Work to do: The listing below is the input. Say how many of its lines contain "Deal", giving the number alone.

Source data:
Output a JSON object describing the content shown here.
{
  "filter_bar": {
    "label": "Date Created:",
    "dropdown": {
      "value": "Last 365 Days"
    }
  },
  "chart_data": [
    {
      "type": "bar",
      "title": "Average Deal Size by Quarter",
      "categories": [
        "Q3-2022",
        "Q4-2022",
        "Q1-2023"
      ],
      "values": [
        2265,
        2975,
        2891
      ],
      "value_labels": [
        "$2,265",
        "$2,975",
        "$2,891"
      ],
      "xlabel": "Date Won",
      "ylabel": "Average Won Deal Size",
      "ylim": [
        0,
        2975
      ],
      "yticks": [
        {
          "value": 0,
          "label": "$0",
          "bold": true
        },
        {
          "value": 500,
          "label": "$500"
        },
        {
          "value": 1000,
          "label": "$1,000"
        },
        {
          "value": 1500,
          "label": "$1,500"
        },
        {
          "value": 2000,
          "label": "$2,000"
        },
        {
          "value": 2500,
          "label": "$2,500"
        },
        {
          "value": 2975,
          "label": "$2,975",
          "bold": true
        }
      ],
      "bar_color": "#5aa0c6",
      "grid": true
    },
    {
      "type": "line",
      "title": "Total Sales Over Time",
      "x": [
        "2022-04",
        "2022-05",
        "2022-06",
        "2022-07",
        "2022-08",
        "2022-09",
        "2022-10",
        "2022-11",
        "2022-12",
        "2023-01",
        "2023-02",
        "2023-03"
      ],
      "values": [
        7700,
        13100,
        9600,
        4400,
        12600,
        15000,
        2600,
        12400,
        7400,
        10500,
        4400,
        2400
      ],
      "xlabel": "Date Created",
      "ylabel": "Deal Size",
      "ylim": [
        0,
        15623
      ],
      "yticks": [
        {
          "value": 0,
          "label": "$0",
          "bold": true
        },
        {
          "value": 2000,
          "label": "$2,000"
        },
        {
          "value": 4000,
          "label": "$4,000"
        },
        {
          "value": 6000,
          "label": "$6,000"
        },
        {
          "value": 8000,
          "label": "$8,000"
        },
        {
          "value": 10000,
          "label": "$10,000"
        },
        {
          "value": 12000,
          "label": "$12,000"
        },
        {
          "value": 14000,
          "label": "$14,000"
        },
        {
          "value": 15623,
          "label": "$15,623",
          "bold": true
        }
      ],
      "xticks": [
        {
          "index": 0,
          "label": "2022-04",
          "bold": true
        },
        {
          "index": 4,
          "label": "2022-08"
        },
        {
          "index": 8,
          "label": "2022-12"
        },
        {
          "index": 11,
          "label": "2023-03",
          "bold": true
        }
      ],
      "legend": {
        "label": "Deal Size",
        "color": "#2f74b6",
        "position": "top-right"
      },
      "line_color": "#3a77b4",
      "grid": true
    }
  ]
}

Completed exercise: 4